··· Provided records ···

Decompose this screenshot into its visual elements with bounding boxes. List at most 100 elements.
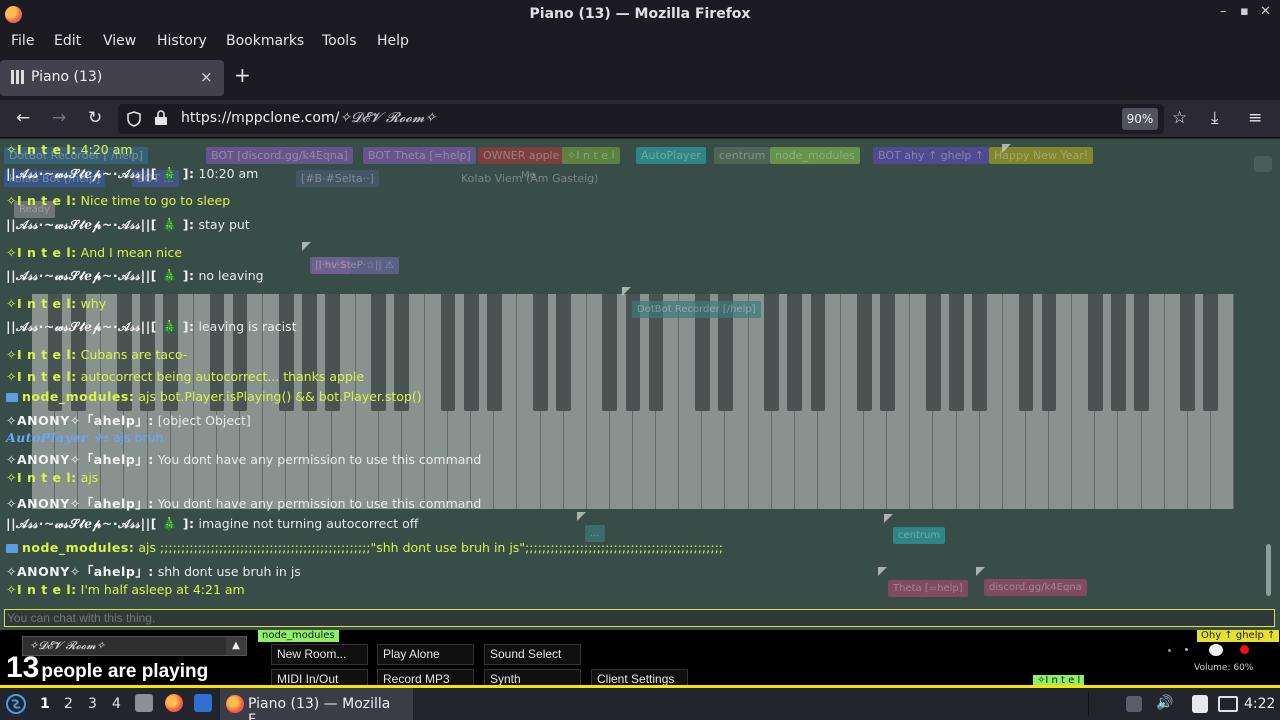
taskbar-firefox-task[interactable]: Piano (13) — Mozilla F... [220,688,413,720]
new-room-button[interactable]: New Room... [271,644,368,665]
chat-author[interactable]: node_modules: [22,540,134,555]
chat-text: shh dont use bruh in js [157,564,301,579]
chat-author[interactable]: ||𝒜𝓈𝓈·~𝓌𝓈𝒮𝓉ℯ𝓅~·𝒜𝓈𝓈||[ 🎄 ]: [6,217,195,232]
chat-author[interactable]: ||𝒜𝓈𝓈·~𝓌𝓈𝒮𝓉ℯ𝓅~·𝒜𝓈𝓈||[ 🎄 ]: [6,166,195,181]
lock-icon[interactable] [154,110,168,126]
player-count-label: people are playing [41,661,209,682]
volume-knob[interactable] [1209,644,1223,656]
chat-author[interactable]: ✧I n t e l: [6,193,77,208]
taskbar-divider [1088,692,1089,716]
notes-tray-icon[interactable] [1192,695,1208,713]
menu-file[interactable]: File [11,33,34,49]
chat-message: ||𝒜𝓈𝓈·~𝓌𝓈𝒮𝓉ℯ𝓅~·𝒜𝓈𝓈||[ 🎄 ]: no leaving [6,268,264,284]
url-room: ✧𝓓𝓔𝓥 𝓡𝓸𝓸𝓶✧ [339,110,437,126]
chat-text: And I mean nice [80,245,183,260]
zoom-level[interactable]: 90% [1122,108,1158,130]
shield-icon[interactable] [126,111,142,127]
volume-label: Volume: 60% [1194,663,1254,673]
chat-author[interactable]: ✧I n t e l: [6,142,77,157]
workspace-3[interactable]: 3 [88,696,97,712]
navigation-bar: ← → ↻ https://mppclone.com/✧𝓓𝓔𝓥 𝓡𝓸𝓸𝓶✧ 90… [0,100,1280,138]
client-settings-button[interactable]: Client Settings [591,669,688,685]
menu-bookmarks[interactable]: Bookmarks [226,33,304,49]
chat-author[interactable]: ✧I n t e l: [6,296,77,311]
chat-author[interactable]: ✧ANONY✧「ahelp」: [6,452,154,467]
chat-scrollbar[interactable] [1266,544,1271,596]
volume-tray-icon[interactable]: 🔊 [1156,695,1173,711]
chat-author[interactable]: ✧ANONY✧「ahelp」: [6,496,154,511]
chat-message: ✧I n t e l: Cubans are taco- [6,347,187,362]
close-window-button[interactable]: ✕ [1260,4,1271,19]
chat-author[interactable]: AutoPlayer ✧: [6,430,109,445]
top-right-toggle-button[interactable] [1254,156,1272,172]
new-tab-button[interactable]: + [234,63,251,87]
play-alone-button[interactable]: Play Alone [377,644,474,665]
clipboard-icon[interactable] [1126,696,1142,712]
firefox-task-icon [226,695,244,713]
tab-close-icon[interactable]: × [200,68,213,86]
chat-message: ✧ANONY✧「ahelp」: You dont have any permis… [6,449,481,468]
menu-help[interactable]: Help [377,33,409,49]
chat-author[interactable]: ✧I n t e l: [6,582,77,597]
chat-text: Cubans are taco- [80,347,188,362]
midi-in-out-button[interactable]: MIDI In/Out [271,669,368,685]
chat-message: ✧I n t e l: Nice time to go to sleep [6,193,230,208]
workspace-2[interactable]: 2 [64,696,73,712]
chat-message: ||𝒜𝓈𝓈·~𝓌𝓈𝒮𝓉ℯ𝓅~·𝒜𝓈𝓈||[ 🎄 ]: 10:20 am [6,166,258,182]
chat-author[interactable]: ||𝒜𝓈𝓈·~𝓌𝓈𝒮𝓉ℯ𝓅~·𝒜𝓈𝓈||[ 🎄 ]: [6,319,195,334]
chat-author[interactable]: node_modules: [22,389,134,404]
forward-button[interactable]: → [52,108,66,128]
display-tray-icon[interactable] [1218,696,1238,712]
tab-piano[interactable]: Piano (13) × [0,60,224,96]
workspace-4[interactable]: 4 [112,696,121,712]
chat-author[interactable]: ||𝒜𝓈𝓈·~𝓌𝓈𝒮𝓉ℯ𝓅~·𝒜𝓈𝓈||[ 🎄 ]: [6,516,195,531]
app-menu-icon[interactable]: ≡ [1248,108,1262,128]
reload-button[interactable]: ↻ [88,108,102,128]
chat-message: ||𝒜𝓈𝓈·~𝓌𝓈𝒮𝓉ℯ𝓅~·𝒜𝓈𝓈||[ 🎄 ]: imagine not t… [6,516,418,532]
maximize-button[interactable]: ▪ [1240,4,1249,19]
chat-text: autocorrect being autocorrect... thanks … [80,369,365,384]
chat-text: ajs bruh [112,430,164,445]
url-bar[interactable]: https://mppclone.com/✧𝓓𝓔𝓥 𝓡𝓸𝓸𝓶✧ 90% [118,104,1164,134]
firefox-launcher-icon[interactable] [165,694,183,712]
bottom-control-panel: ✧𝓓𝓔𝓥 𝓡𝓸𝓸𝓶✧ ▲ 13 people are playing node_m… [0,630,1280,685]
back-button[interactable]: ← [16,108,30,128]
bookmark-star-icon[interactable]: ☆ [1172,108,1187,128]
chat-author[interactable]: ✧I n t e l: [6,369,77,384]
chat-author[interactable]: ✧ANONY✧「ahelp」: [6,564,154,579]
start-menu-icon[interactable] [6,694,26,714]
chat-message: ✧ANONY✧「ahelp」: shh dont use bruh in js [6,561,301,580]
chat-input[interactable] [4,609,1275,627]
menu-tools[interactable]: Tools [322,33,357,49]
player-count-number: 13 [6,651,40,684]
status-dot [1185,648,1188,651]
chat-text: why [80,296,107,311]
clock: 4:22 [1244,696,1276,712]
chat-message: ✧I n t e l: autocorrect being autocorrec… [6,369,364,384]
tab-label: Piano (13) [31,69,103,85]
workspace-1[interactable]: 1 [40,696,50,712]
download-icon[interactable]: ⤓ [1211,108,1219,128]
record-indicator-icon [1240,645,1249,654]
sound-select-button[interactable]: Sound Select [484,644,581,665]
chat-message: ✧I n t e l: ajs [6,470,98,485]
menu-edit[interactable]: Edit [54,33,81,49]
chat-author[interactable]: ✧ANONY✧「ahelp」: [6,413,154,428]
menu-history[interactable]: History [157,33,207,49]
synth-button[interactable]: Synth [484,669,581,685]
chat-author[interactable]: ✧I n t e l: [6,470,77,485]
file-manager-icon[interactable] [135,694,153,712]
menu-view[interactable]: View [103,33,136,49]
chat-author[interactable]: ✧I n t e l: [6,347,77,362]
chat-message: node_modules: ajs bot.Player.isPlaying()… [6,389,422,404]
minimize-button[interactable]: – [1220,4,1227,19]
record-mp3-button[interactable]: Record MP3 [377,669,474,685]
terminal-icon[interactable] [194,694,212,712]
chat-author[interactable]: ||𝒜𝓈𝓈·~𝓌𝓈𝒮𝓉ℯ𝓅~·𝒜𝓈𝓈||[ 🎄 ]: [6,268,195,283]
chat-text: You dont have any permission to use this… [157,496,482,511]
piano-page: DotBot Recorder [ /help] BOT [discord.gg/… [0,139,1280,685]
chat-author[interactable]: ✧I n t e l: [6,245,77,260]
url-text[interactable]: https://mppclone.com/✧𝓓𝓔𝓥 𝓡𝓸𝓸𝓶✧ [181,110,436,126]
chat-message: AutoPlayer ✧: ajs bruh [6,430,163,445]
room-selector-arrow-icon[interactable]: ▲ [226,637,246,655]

···
··· Provided records ···

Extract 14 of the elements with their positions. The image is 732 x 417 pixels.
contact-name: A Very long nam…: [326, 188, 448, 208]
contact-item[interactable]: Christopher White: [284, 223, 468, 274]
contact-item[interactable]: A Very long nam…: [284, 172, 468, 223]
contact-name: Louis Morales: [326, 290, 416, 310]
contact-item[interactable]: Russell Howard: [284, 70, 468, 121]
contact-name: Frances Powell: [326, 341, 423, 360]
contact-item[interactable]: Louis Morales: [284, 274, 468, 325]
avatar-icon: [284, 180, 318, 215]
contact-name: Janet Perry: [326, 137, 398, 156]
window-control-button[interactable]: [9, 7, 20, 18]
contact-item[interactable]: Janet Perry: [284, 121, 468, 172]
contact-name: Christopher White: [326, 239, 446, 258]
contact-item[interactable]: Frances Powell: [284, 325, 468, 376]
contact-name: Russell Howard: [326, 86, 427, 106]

···

Do this:
Please repeat the data above word for word, from the line with "taskbar-firefox-task[interactable]: Piano (13)" up to and including the line with "workspace-3[interactable]: 3 [88,696,97,712]".

Problem solution:
taskbar-firefox-task[interactable]: Piano (13) — Mozilla F... [220,688,413,720]
new-room-button[interactable]: New Room... [271,644,368,665]
chat-author[interactable]: node_modules: [22,540,134,555]
chat-text: shh dont use bruh in js [157,564,301,579]
chat-author[interactable]: ||𝒜𝓈𝓈·~𝓌𝓈𝒮𝓉ℯ𝓅~·𝒜𝓈𝓈||[ 🎄 ]: [6,217,195,232]
chat-author[interactable]: ||𝒜𝓈𝓈·~𝓌𝓈𝒮𝓉ℯ𝓅~·𝒜𝓈𝓈||[ 🎄 ]: [6,166,195,181]
lock-icon[interactable] [154,110,168,126]
player-count-label: people are playing [41,661,209,682]
volume-knob[interactable] [1209,644,1223,656]
chat-author[interactable]: ✧I n t e l: [6,193,77,208]
taskbar-divider [1088,692,1089,716]
notes-tray-icon[interactable] [1192,695,1208,713]
menu-file[interactable]: File [11,33,34,49]
chat-message: ||𝒜𝓈𝓈·~𝓌𝓈𝒮𝓉ℯ𝓅~·𝒜𝓈𝓈||[ 🎄 ]: no leaving [6,268,264,284]
url-room: ✧𝓓𝓔𝓥 𝓡𝓸𝓸𝓶✧ [339,110,437,126]
chat-text: And I mean nice [80,245,183,260]
zoom-level[interactable]: 90% [1122,108,1158,130]
shield-icon[interactable] [126,111,142,127]
volume-label: Volume: 60% [1194,663,1254,673]
chat-author[interactable]: ✧I n t e l: [6,142,77,157]
workspace-3[interactable]: 3 [88,696,97,712]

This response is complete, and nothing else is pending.